The answer is one number: how many lines in the data below hold "this".

(Beginning of EXCERPTED DATA)

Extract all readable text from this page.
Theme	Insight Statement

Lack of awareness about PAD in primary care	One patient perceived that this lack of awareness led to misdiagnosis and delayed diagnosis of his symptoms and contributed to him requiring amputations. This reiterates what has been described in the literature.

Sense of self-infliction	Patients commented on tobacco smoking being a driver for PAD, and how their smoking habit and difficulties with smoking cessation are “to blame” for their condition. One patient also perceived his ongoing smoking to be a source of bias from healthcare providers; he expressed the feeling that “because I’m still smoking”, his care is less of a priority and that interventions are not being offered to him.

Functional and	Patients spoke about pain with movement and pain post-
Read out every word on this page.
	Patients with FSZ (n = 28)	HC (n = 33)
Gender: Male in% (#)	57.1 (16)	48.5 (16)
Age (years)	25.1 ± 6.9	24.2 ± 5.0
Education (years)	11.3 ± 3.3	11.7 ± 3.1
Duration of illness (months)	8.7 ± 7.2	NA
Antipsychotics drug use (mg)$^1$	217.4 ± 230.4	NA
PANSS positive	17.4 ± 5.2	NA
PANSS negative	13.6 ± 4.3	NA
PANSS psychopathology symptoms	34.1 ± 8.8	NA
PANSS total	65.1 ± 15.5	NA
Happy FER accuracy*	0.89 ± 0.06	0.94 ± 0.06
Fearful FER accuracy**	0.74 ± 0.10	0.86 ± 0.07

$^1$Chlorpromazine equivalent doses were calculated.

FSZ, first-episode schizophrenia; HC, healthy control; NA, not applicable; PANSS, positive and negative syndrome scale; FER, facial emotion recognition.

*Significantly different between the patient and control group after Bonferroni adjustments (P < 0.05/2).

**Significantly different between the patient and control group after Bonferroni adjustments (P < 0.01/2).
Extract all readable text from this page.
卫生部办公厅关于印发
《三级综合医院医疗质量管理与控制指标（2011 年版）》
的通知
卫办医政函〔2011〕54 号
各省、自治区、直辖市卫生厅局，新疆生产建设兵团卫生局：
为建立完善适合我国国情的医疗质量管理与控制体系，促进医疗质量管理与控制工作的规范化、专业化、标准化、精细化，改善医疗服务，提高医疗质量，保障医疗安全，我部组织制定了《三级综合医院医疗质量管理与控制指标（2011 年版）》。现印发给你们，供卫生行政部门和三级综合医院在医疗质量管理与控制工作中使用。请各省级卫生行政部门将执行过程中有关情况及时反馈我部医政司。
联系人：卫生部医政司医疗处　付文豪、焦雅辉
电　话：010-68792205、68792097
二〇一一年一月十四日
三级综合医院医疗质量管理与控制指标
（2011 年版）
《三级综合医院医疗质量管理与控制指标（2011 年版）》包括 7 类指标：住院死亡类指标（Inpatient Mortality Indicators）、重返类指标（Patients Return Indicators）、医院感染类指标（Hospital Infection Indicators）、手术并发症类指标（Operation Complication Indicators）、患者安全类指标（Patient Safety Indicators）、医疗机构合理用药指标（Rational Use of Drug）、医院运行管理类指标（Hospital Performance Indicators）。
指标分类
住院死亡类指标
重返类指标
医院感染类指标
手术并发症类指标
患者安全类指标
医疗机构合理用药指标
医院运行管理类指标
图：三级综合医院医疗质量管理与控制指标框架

(End of EXCERPTED DATA)

FINISHED EXERCISE:
4